#### RECORDS SUPPLIED ####

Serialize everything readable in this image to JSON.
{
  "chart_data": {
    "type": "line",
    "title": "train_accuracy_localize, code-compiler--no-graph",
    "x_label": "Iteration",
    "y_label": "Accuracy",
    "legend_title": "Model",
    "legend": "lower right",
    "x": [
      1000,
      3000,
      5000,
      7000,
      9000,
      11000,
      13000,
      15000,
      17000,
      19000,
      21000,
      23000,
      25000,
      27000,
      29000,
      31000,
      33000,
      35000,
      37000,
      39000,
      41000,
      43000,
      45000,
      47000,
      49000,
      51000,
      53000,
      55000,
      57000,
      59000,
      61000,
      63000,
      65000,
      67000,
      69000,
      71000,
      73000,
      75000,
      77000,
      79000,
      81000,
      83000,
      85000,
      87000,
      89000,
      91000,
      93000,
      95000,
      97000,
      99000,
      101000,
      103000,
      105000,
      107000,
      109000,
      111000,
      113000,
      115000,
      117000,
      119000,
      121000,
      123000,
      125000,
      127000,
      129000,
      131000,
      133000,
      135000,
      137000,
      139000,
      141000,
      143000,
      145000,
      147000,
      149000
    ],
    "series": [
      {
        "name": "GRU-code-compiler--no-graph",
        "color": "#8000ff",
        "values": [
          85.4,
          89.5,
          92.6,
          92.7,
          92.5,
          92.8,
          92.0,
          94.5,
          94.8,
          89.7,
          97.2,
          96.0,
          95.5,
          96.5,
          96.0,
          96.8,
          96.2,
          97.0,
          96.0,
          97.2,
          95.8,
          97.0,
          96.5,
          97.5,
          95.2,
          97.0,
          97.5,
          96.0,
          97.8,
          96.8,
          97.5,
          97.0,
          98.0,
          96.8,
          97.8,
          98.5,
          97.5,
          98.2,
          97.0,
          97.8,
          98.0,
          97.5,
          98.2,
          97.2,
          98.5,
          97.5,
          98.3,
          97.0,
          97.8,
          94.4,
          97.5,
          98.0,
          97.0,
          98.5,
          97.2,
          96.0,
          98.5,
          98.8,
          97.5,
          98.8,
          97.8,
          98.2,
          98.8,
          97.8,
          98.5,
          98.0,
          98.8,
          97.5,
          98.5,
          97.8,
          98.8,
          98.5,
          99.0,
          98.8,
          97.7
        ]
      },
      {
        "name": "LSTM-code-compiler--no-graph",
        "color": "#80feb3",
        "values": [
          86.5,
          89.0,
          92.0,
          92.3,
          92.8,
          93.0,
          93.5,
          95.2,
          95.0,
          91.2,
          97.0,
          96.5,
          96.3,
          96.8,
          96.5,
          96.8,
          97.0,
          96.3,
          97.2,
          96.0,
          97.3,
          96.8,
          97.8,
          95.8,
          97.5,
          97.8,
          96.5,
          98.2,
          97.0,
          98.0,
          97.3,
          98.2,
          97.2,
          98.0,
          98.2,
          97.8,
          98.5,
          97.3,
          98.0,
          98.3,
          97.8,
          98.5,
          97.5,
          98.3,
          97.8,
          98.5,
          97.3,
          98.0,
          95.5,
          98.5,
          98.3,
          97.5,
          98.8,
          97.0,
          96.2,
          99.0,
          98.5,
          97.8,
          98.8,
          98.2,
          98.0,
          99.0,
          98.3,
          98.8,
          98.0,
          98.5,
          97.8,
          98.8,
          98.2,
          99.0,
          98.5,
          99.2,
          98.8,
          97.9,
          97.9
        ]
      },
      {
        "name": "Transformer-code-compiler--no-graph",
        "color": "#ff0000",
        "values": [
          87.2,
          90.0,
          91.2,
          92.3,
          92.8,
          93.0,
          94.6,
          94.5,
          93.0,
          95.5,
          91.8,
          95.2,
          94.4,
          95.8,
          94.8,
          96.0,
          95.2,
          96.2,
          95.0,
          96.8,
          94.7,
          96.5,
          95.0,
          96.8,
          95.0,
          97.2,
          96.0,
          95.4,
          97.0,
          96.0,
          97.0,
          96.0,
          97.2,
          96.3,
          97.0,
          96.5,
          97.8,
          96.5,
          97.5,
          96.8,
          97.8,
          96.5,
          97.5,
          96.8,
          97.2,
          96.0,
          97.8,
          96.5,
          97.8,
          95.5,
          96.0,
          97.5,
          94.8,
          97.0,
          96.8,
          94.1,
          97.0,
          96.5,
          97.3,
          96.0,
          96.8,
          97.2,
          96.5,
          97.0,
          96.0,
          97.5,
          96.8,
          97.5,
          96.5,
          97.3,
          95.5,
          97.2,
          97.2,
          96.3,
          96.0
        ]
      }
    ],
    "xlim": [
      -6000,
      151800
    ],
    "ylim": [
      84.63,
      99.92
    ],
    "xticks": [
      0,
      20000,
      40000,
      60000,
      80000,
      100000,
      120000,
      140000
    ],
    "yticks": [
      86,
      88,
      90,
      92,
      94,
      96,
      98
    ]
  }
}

####

> WHAT IS EXPECTED: Copy each line of the data exactly, leaving nothing out.

> TASK RESPONSE:
Serialize everything readable in this image to JSON.
{
  "chart_data": {
    "type": "line",
    "title": "train_accuracy_localize, code-compiler--no-graph",
    "x_label": "Iteration",
    "y_label": "Accuracy",
    "legend_title": "Model",
    "legend": "lower right",
    "x": [
      1000,
      3000,
      5000,
      7000,
      9000,
      11000,
      13000,
      15000,
      17000,
      19000,
      21000,
      23000,
      25000,
      27000,
      29000,
      31000,
      33000,
      35000,
      37000,
      39000,
      41000,
      43000,
      45000,
      47000,
      49000,
      51000,
      53000,
      55000,
      57000,
      59000,
      61000,
      63000,
      65000,
      67000,
      69000,
      71000,
      73000,
      75000,
      77000,
      79000,
      81000,
      83000,
      85000,
      87000,
      89000,
      91000,
      93000,
      95000,
      97000,
      99000,
      101000,
      103000,
      105000,
      107000,
      109000,
      111000,
      113000,
      115000,
      117000,
      119000,
      121000,
      123000,
      125000,
      127000,
      129000,
      131000,
      133000,
      135000,
      137000,
      139000,
      141000,
      143000,
      145000,
      147000,
      149000
    ],
    "series": [
      {
        "name": "GRU-code-compiler--no-graph",
        "color": "#8000ff",
        "values": [
          85.4,
          89.5,
          92.6,
          92.7,
          92.5,
          92.8,
          92.0,
          94.5,
          94.8,
          89.7,
          97.2,
          96.0,
          95.5,
          96.5,
          96.0,
          96.8,
          96.2,
          97.0,
          96.0,
          97.2,
          95.8,
          97.0,
          96.5,
          97.5,
          95.2,
          97.0,
          97.5,
          96.0,
          97.8,
          96.8,
          97.5,
          97.0,
          98.0,
          96.8,
          97.8,
          98.5,
          97.5,
          98.2,
          97.0,
          97.8,
          98.0,
          97.5,
          98.2,
          97.2,
          98.5,
          97.5,
          98.3,
          97.0,
          97.8,
          94.4,
          97.5,
          98.0,
          97.0,
          98.5,
          97.2,
          96.0,
          98.5,
          98.8,
          97.5,
          98.8,
          97.8,
          98.2,
          98.8,
          97.8,
          98.5,
          98.0,
          98.8,
          97.5,
          98.5,
          97.8,
          98.8,
          98.5,
          99.0,
          98.8,
          97.7
        ]
      },
      {
        "name": "LSTM-code-compiler--no-graph",
        "color": "#80feb3",
        "values": [
          86.5,
          89.0,
          92.0,
          92.3,
          92.8,
          93.0,
          93.5,
          95.2,
          95.0,
          91.2,
          97.0,
          96.5,
          96.3,
          96.8,
          96.5,
          96.8,
          97.0,
          96.3,
          97.2,
          96.0,
          97.3,
          96.8,
          97.8,
          95.8,
          97.5,
          97.8,
          96.5,
          98.2,
          97.0,
          98.0,
          97.3,
          98.2,
          97.2,
          98.0,
          98.2,
          97.8,
          98.5,
          97.3,
          98.0,
          98.3,
          97.8,
          98.5,
          97.5,
          98.3,
          97.8,
          98.5,
          97.3,
          98.0,
          95.5,
          98.5,
          98.3,
          97.5,
          98.8,
          97.0,
          96.2,
          99.0,
          98.5,
          97.8,
          98.8,
          98.2,
          98.0,
          99.0,
          98.3,
          98.8,
          98.0,
          98.5,
          97.8,
          98.8,
          98.2,
          99.0,
          98.5,
          99.2,
          98.8,
          97.9,
          97.9
        ]
      },
      {
        "name": "Transformer-code-compiler--no-graph",
        "color": "#ff0000",
        "values": [
          87.2,
          90.0,
          91.2,
          92.3,
          92.8,
          93.0,
          94.6,
          94.5,
          93.0,
          95.5,
          91.8,
          95.2,
          94.4,
          95.8,
          94.8,
          96.0,
          95.2,
          96.2,
          95.0,
          96.8,
          94.7,
          96.5,
          95.0,
          96.8,
          95.0,
          97.2,
          96.0,
          95.4,
          97.0,
          96.0,
          97.0,
          96.0,
          97.2,
          96.3,
          97.0,
          96.5,
          97.8,
          96.5,
          97.5,
          96.8,
          97.8,
          96.5,
          97.5,
          96.8,
          97.2,
          96.0,
          97.8,
          96.5,
          97.8,
          95.5,
          96.0,
          97.5,
          94.8,
          97.0,
          96.8,
          94.1,
          97.0,
          96.5,
          97.3,
          96.0,
          96.8,
          97.2,
          96.5,
          97.0,
          96.0,
          97.5,
          96.8,
          97.5,
          96.5,
          97.3,
          95.5,
          97.2,
          97.2,
          96.3,
          96.0
        ]
      }
    ],
    "xlim": [
      -6000,
      151800
    ],
    "ylim": [
      84.63,
      99.92
    ],
    "xticks": [
      0,
      20000,
      40000,
      60000,
      80000,
      100000,
      120000,
      140000
    ],
    "yticks": [
      86,
      88,
      90,
      92,
      94,
      96,
      98
    ]
  }
}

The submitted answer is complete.